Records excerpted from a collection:

:::

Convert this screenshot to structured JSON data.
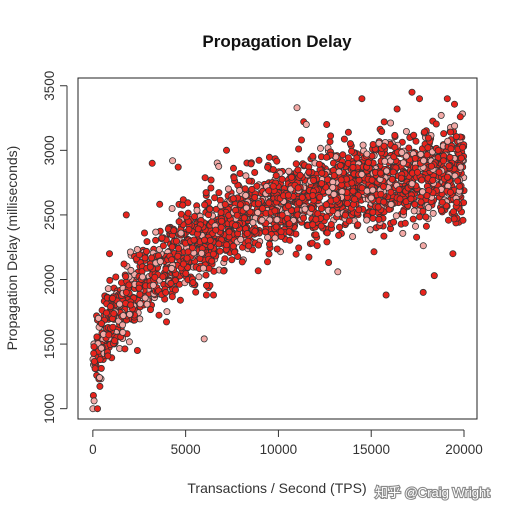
{
  "chart_data": {
    "type": "scatter",
    "title": "Propagation Delay",
    "xlabel": "Transactions / Second (TPS)",
    "ylabel": "Propagation Delay (milliseconds)",
    "xlim": [
      -800,
      20700
    ],
    "ylim": [
      920,
      3560
    ],
    "xticks": [
      0,
      5000,
      10000,
      15000,
      20000
    ],
    "yticks": [
      1000,
      1500,
      2000,
      2500,
      3000,
      3500
    ],
    "grid": false,
    "legend": "none",
    "marker_fill": "#e8231c",
    "marker_edge": "#333333",
    "marker_fill_light": "#f3a9a6",
    "trend": {
      "model": "saturating",
      "x": [
        0,
        500,
        1000,
        2000,
        3000,
        5000,
        7500,
        10000,
        12500,
        15000,
        17500,
        20000
      ],
      "y": [
        1250,
        1530,
        1690,
        1880,
        2020,
        2230,
        2440,
        2580,
        2670,
        2740,
        2790,
        2830
      ],
      "spread_sd": 170,
      "n_points": 2300
    },
    "points": [
      [
        5,
        1000
      ],
      [
        70,
        1060
      ],
      [
        250,
        1000
      ],
      [
        120,
        1310
      ],
      [
        60,
        1480
      ],
      [
        300,
        1700
      ],
      [
        900,
        2200
      ],
      [
        1800,
        2500
      ],
      [
        3200,
        2900
      ],
      [
        4300,
        2920
      ],
      [
        4600,
        2870
      ],
      [
        7200,
        3000
      ],
      [
        8400,
        2260
      ],
      [
        11000,
        3330
      ],
      [
        11500,
        3200
      ],
      [
        12600,
        3200
      ],
      [
        14500,
        3400
      ],
      [
        15700,
        3220
      ],
      [
        17200,
        3450
      ],
      [
        17600,
        3400
      ],
      [
        19100,
        3400
      ],
      [
        19800,
        3260
      ],
      [
        19400,
        2200
      ],
      [
        17800,
        1900
      ],
      [
        18400,
        2030
      ],
      [
        15800,
        1880
      ],
      [
        13200,
        2060
      ],
      [
        6000,
        1540
      ],
      [
        6500,
        1880
      ],
      [
        2400,
        1450
      ]
    ]
  },
  "watermark": "知乎 @Craig Wright"
}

:::

TASK TO COMPLETE ▸
Pick out the lines above containing the word "Propagation", then copy them.

TASK RESULT ▸
    "title": "Propagation Delay",
    "ylabel": "Propagation Delay (milliseconds)",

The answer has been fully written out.